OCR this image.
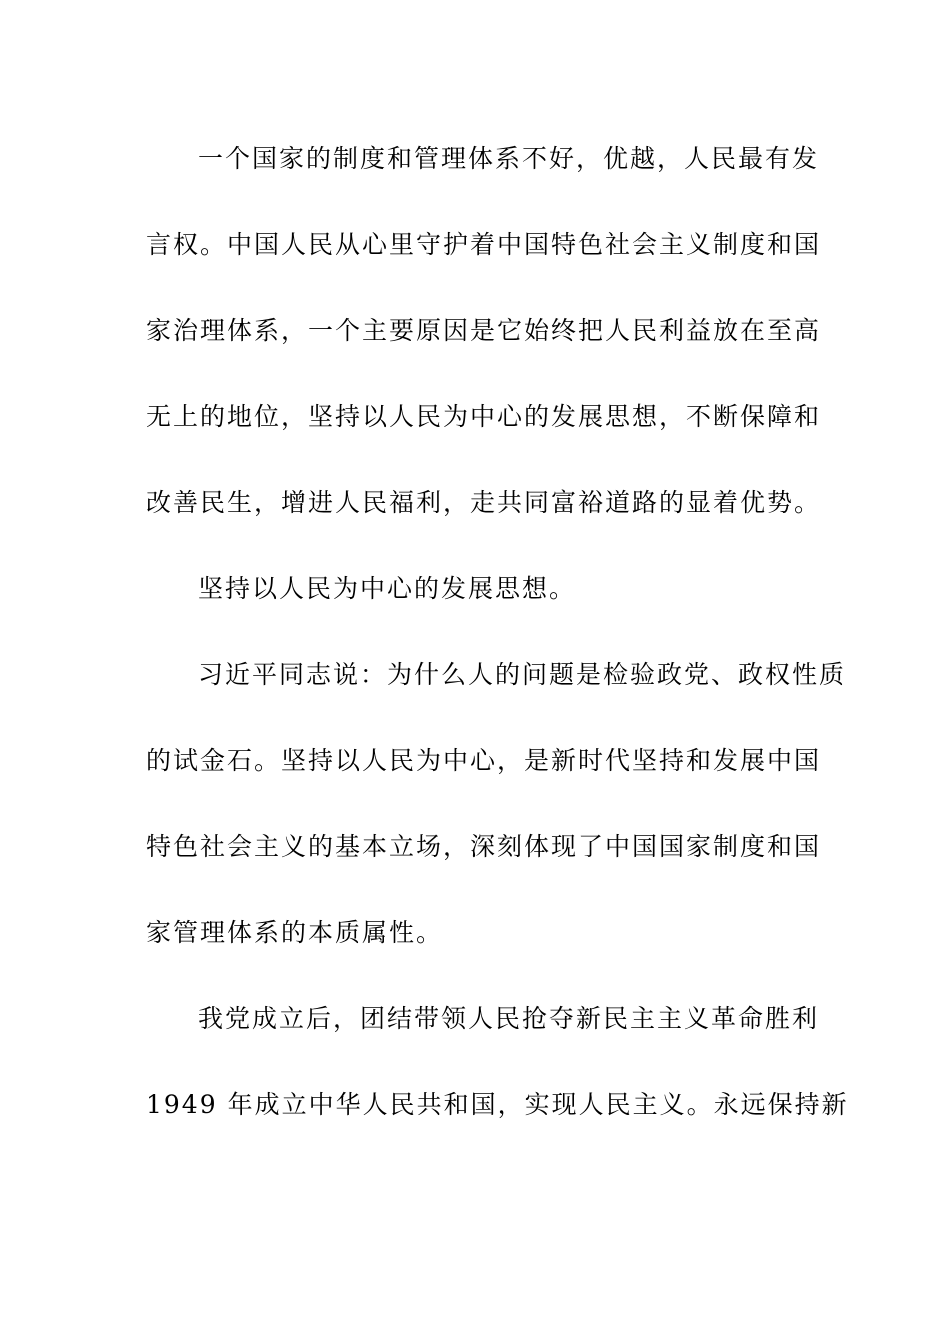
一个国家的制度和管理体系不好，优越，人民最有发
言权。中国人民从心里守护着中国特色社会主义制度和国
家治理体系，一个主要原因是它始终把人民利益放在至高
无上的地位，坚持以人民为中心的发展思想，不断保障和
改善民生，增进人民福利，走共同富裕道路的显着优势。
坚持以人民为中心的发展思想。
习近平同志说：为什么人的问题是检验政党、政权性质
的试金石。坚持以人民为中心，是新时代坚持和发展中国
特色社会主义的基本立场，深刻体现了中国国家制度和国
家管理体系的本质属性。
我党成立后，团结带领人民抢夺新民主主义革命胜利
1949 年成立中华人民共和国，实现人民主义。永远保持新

---+---

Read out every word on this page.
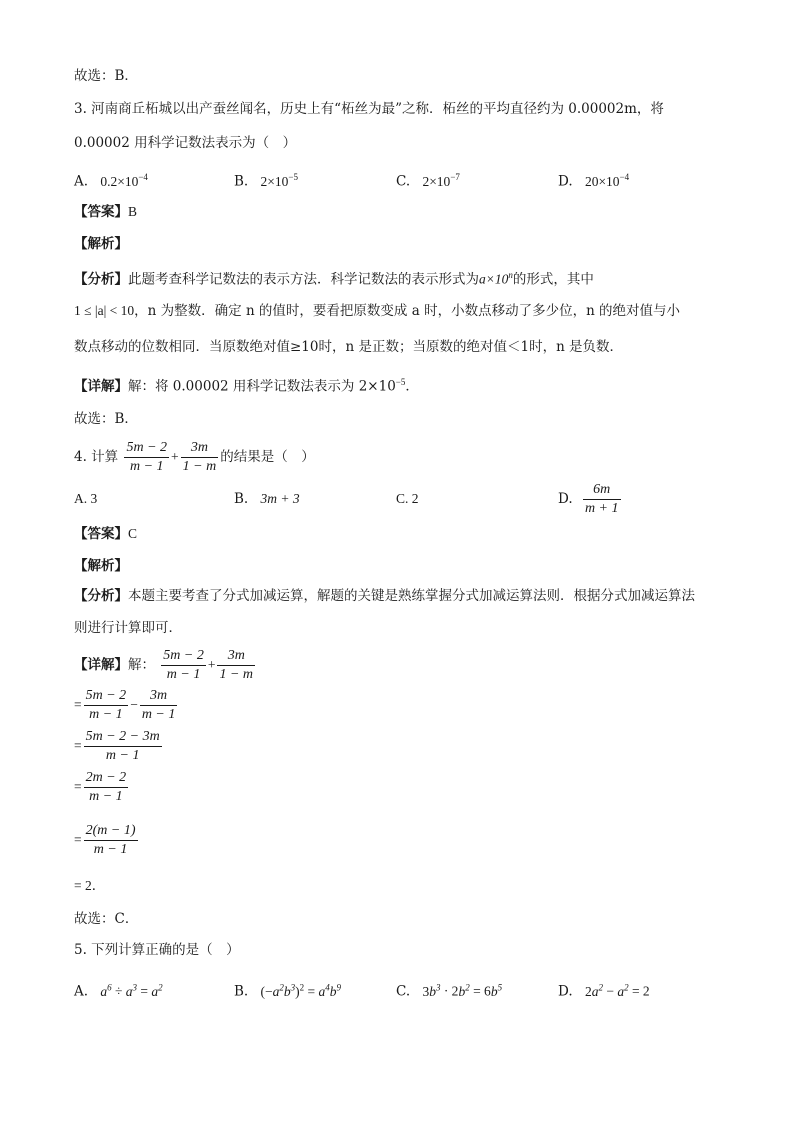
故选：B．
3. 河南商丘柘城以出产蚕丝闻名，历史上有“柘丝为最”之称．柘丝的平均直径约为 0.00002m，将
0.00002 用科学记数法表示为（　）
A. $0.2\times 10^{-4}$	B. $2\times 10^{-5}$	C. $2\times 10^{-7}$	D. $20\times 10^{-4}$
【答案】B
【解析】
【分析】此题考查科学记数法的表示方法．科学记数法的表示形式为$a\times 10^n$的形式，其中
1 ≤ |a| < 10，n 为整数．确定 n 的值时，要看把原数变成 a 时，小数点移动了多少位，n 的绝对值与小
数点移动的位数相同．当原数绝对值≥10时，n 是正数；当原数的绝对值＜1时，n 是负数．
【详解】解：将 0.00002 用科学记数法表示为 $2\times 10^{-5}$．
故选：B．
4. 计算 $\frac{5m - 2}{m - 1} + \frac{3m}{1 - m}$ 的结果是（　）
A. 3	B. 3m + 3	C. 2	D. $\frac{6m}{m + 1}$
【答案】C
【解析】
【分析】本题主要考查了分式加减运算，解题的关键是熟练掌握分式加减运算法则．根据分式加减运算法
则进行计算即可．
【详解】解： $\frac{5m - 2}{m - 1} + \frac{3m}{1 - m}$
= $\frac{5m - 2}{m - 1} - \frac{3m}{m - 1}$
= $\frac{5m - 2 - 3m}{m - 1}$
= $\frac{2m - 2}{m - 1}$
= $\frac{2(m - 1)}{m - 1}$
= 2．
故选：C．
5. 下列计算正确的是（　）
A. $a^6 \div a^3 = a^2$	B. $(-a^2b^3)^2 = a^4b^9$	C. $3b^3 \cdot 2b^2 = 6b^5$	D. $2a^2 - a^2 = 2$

---+---

Goal:
Report the number of lines that contain "frac", with no other words.

Worked solution:
7